Task details: In the entries below, identify every line with the string "Bilgisi" and copy it.

(Data excerpts)

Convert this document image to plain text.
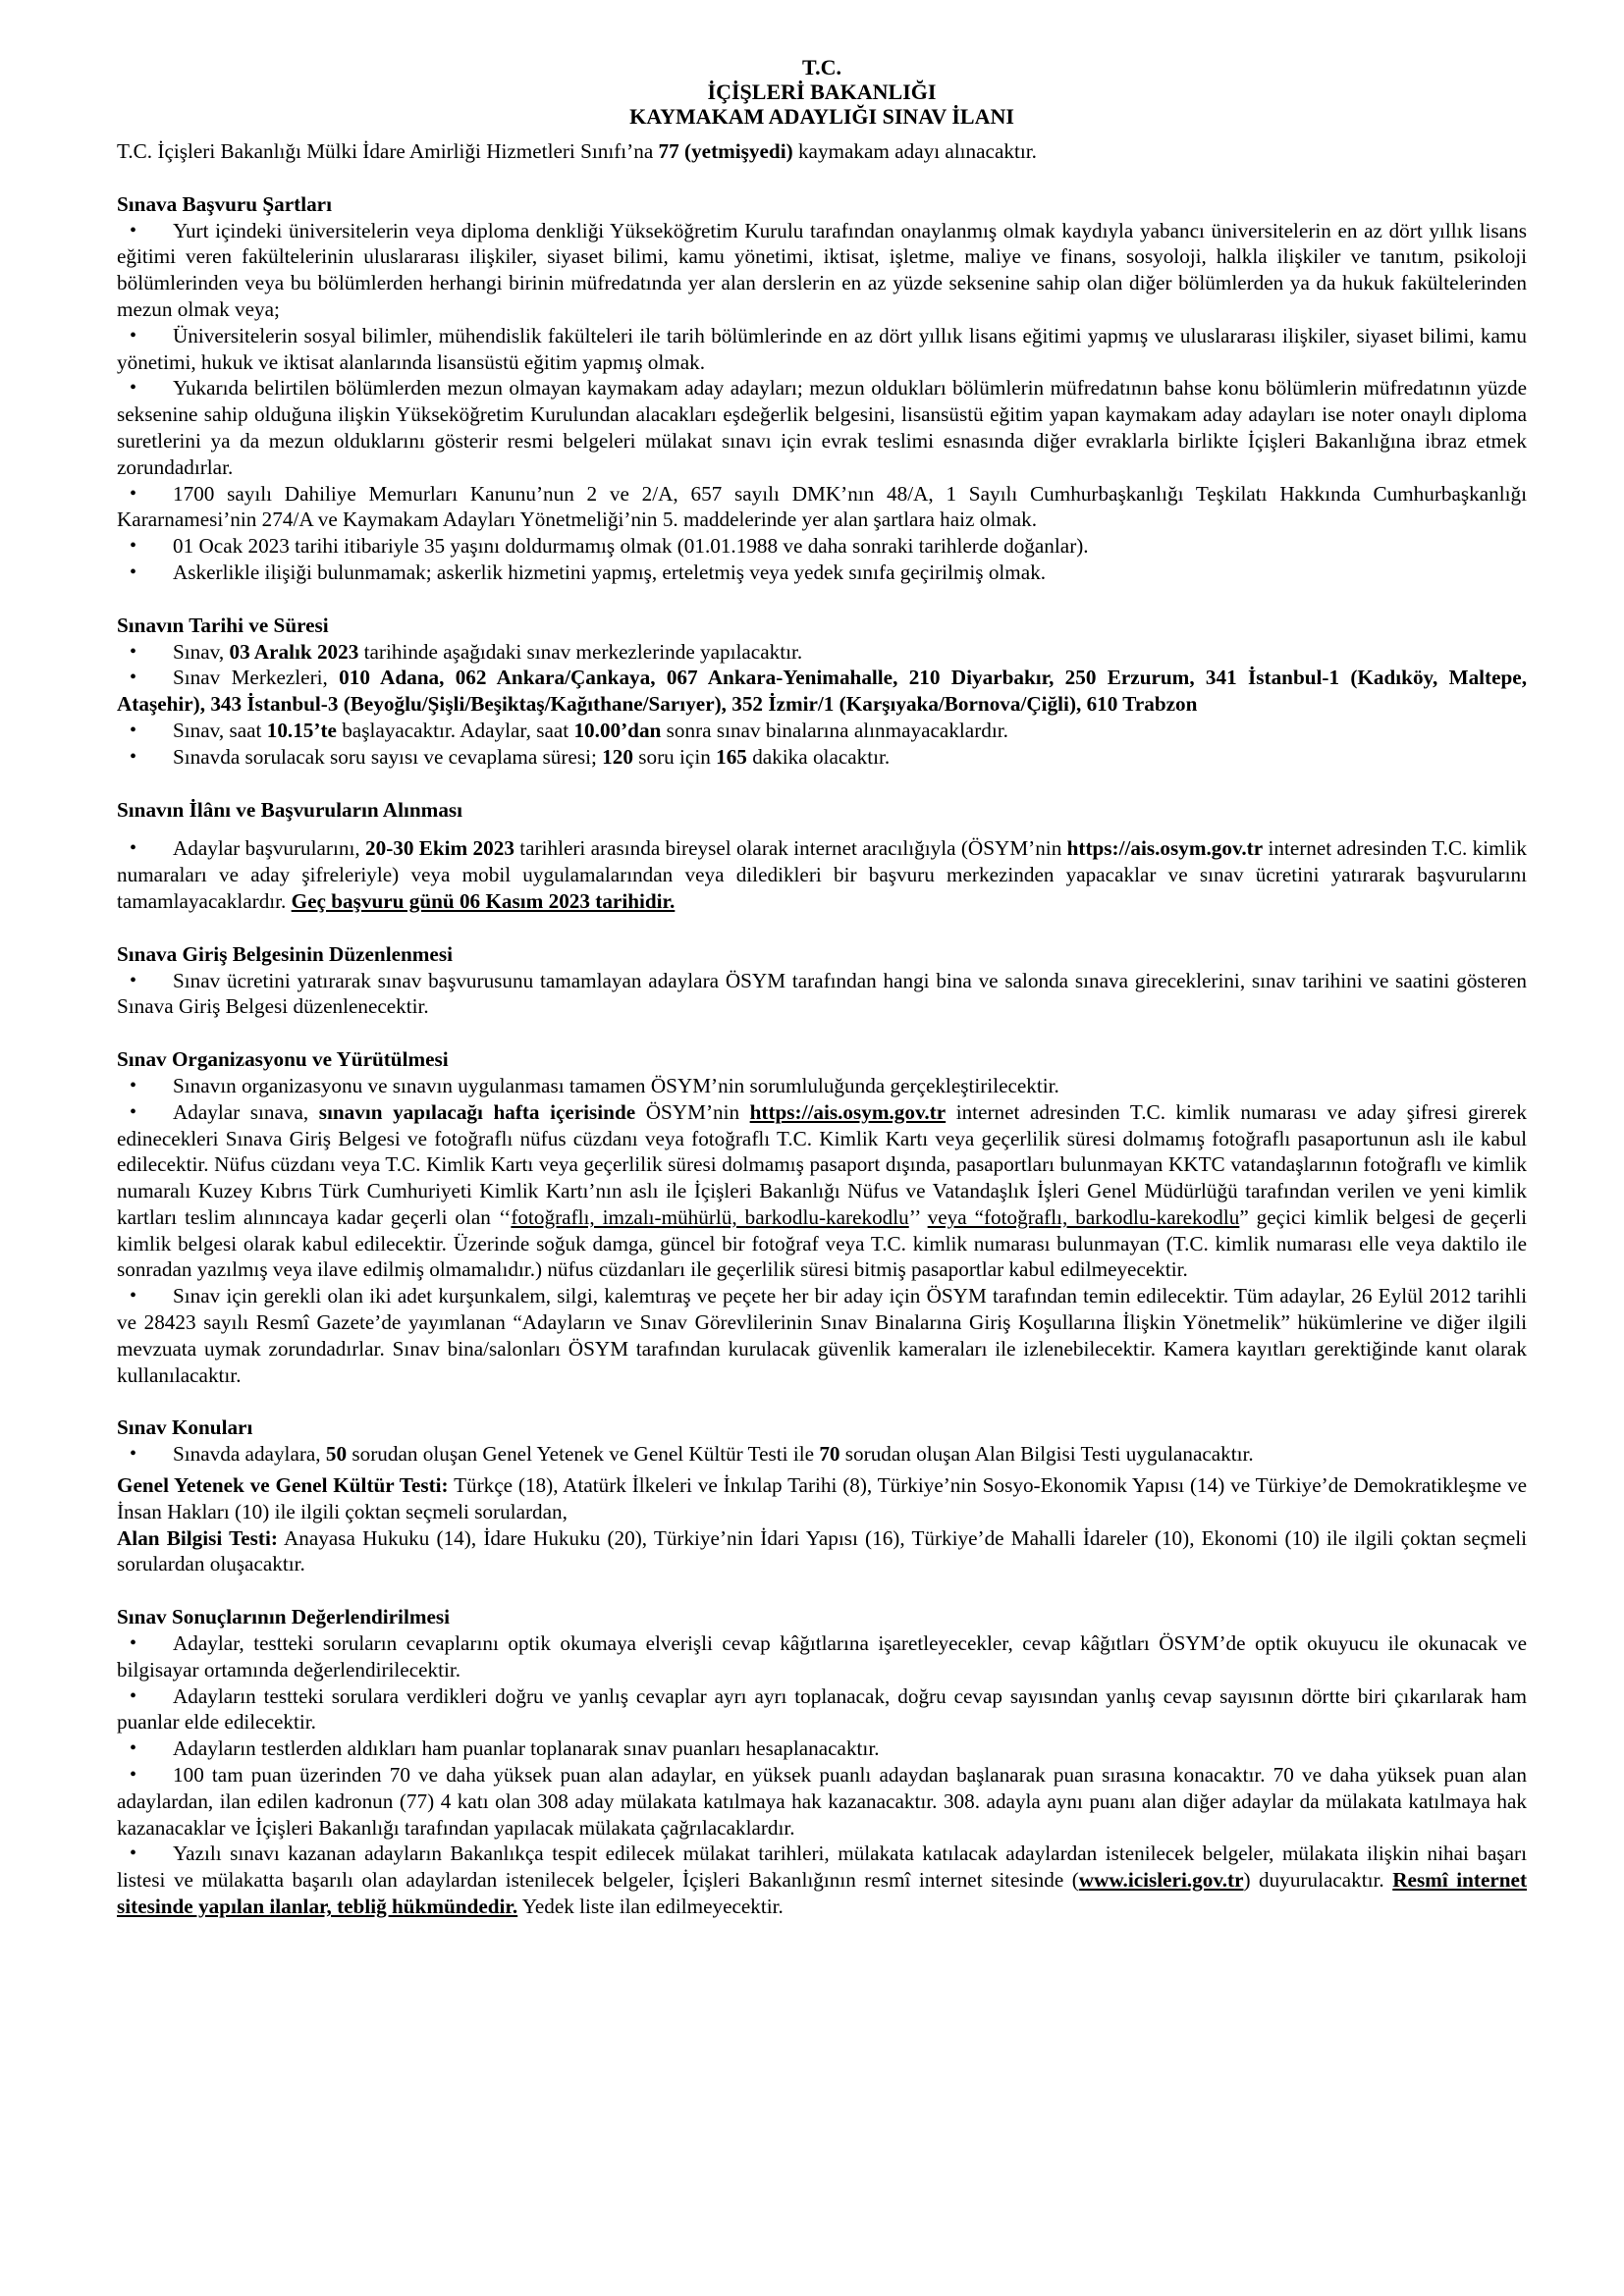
T.C.
İÇİŞLERİ BAKANLIĞI
KAYMAKAM ADAYLIĞI SINAV İLANI

T.C. İçişleri Bakanlığı Mülki İdare Amirliği Hizmetleri Sınıfı’na 77 (yetmişyedi) kaymakam adayı alınacaktır.

Sınava Başvuru Şartları

• Yurt içindeki üniversitelerin veya diploma denkliği Yükseköğretim Kurulu tarafından onaylanmış olmak kaydıyla yabancı üniversitelerin en az dört yıllık lisans eğitimi veren fakültelerinin uluslararası ilişkiler, siyaset bilimi, kamu yönetimi, iktisat, işletme, maliye ve finans, sosyoloji, halkla ilişkiler ve tanıtım, psikoloji bölümlerinden veya bu bölümlerden herhangi birinin müfredatında yer alan derslerin en az yüzde seksenine sahip olan diğer bölümlerden ya da hukuk fakültelerinden mezun olmak veya;

• Üniversitelerin sosyal bilimler, mühendislik fakülteleri ile tarih bölümlerinde en az dört yıllık lisans eğitimi yapmış ve uluslararası ilişkiler, siyaset bilimi, kamu yönetimi, hukuk ve iktisat alanlarında lisansüstü eğitim yapmış olmak.

• Yukarıda belirtilen bölümlerden mezun olmayan kaymakam aday adayları; mezun oldukları bölümlerin müfredatının bahse konu bölümlerin müfredatının yüzde seksenine sahip olduğuna ilişkin Yükseköğretim Kurulundan alacakları eşdeğerlik belgesini, lisansüstü eğitim yapan kaymakam aday adayları ise noter onaylı diploma suretlerini ya da mezun olduklarını gösterir resmi belgeleri mülakat sınavı için evrak teslimi esnasında diğer evraklarla birlikte İçişleri Bakanlığına ibraz etmek zorundadırlar.

• 1700 sayılı Dahiliye Memurları Kanunu’nun 2 ve 2/A, 657 sayılı DMK’nın 48/A, 1 Sayılı Cumhurbaşkanlığı Teşkilatı Hakkında Cumhurbaşkanlığı Kararnamesi’nin 274/A ve Kaymakam Adayları Yönetmeliği’nin 5. maddelerinde yer alan şartlara haiz olmak.

• 01 Ocak 2023 tarihi itibariyle 35 yaşını doldurmamış olmak (01.01.1988 ve daha sonraki tarihlerde doğanlar).

• Askerlikle ilişiği bulunmamak; askerlik hizmetini yapmış, erteletmiş veya yedek sınıfa geçirilmiş olmak.

Sınavın Tarihi ve Süresi

• Sınav, 03 Aralık 2023 tarihinde aşağıdaki sınav merkezlerinde yapılacaktır.

• Sınav Merkezleri, 010 Adana, 062 Ankara/Çankaya, 067 Ankara-Yenimahalle, 210 Diyarbakır, 250 Erzurum, 341 İstanbul-1 (Kadıköy, Maltepe, Ataşehir), 343 İstanbul-3 (Beyoğlu/Şişli/Beşiktaş/Kağıthane/Sarıyer), 352 İzmir/1 (Karşıyaka/Bornova/Çiğli), 610 Trabzon

• Sınav, saat 10.15’te başlayacaktır. Adaylar, saat 10.00’dan sonra sınav binalarına alınmayacaklardır.

• Sınavda sorulacak soru sayısı ve cevaplama süresi; 120 soru için 165 dakika olacaktır.

Sınavın İlânı ve Başvuruların Alınması

• Adaylar başvurularını, 20-30 Ekim 2023 tarihleri arasında bireysel olarak internet aracılığıyla (ÖSYM’nin https://ais.osym.gov.tr internet adresinden T.C. kimlik numaraları ve aday şifreleriyle) veya mobil uygulamalarından veya diledikleri bir başvuru merkezinden yapacaklar ve sınav ücretini yatırarak başvurularını tamamlayacaklardır. Geç başvuru günü 06 Kasım 2023 tarihidir.

Sınava Giriş Belgesinin Düzenlenmesi

• Sınav ücretini yatırarak sınav başvurusunu tamamlayan adaylara ÖSYM tarafından hangi bina ve salonda sınava gireceklerini, sınav tarihini ve saatini gösteren Sınava Giriş Belgesi düzenlenecektir.

Sınav Organizasyonu ve Yürütülmesi

• Sınavın organizasyonu ve sınavın uygulanması tamamen ÖSYM’nin sorumluluğunda gerçekleştirilecektir.

• Adaylar sınava, sınavın yapılacağı hafta içerisinde ÖSYM’nin https://ais.osym.gov.tr internet adresinden T.C. kimlik numarası ve aday şifresi girerek edinecekleri Sınava Giriş Belgesi ve fotoğraflı nüfus cüzdanı veya fotoğraflı T.C. Kimlik Kartı veya geçerlilik süresi dolmamış fotoğraflı pasaportunun aslı ile kabul edilecektir. Nüfus cüzdanı veya T.C. Kimlik Kartı veya geçerlilik süresi dolmamış pasaport dışında, pasaportları bulunmayan KKTC vatandaşlarının fotoğraflı ve kimlik numaralı Kuzey Kıbrıs Türk Cumhuriyeti Kimlik Kartı’nın aslı ile İçişleri Bakanlığı Nüfus ve Vatandaşlık İşleri Genel Müdürlüğü tarafından verilen ve yeni kimlik kartları teslim alınıncaya kadar geçerli olan ‘‘fotoğraflı, imzalı-mühürlü, barkodlu-karekodlu’’ veya “fotoğraflı, barkodlu-karekodlu” geçici kimlik belgesi de geçerli kimlik belgesi olarak kabul edilecektir. Üzerinde soğuk damga, güncel bir fotoğraf veya T.C. kimlik numarası bulunmayan (T.C. kimlik numarası elle veya daktilo ile sonradan yazılmış veya ilave edilmiş olmamalıdır.) nüfus cüzdanları ile geçerlilik süresi bitmiş pasaportlar kabul edilmeyecektir.

• Sınav için gerekli olan iki adet kurşunkalem, silgi, kalemtıraş ve peçete her bir aday için ÖSYM tarafından temin edilecektir. Tüm adaylar, 26 Eylül 2012 tarihli ve 28423 sayılı Resmî Gazete’de yayımlanan “Adayların ve Sınav Görevlilerinin Sınav Binalarına Giriş Koşullarına İlişkin Yönetmelik” hükümlerine ve diğer ilgili mevzuata uymak zorundadırlar. Sınav bina/salonları ÖSYM tarafından kurulacak güvenlik kameraları ile izlenebilecektir. Kamera kayıtları gerektiğinde kanıt olarak kullanılacaktır.

Sınav Konuları

• Sınavda adaylara, 50 sorudan oluşan Genel Yetenek ve Genel Kültür Testi ile 70 sorudan oluşan Alan Bilgisi Testi uygulanacaktır.

Genel Yetenek ve Genel Kültür Testi: Türkçe (18), Atatürk İlkeleri ve İnkılap Tarihi (8), Türkiye’nin Sosyo-Ekonomik Yapısı (14) ve Türkiye’de Demokratikleşme ve İnsan Hakları (10) ile ilgili çoktan seçmeli sorulardan,

Alan Bilgisi Testi: Anayasa Hukuku (14), İdare Hukuku (20), Türkiye’nin İdari Yapısı (16), Türkiye’de Mahalli İdareler (10), Ekonomi (10) ile ilgili çoktan seçmeli sorulardan oluşacaktır.

Sınav Sonuçlarının Değerlendirilmesi

• Adaylar, testteki soruların cevaplarını optik okumaya elverişli cevap kâğıtlarına işaretleyecekler, cevap kâğıtları ÖSYM’de optik okuyucu ile okunacak ve bilgisayar ortamında değerlendirilecektir.

• Adayların testteki sorulara verdikleri doğru ve yanlış cevaplar ayrı ayrı toplanacak, doğru cevap sayısından yanlış cevap sayısının dörtte biri çıkarılarak ham puanlar elde edilecektir.

• Adayların testlerden aldıkları ham puanlar toplanarak sınav puanları hesaplanacaktır.

• 100 tam puan üzerinden 70 ve daha yüksek puan alan adaylar, en yüksek puanlı adaydan başlanarak puan sırasına konacaktır. 70 ve daha yüksek puan alan adaylardan, ilan edilen kadronun (77) 4 katı olan 308 aday mülakata katılmaya hak kazanacaktır. 308. adayla aynı puanı alan diğer adaylar da mülakata katılmaya hak kazanacaklar ve İçişleri Bakanlığı tarafından yapılacak mülakata çağrılacaklardır.

• Yazılı sınavı kazanan adayların Bakanlıkça tespit edilecek mülakat tarihleri, mülakata katılacak adaylardan istenilecek belgeler, mülakata ilişkin nihai başarı listesi ve mülakatta başarılı olan adaylardan istenilecek belgeler, İçişleri Bakanlığının resmî internet sitesinde (www.icisleri.gov.tr) duyurulacaktır. Resmî internet sitesinde yapılan ilanlar, tebliğ hükmündedir. Yedek liste ilan edilmeyecektir.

Task response:
• Sınavda adaylara, 50 sorudan oluşan Genel Yetenek ve Genel Kültür Testi ile 70 sorudan oluşan Alan Bilgisi Testi uygulanacaktır.
Alan Bilgisi Testi: Anayasa Hukuku (14), İdare Hukuku (20), Türkiye’nin İdari Yapısı (16), Türkiye’de Mahalli İdareler (10), Ekonomi (10) ile ilgili çoktan seçmeli sorulardan oluşacaktır.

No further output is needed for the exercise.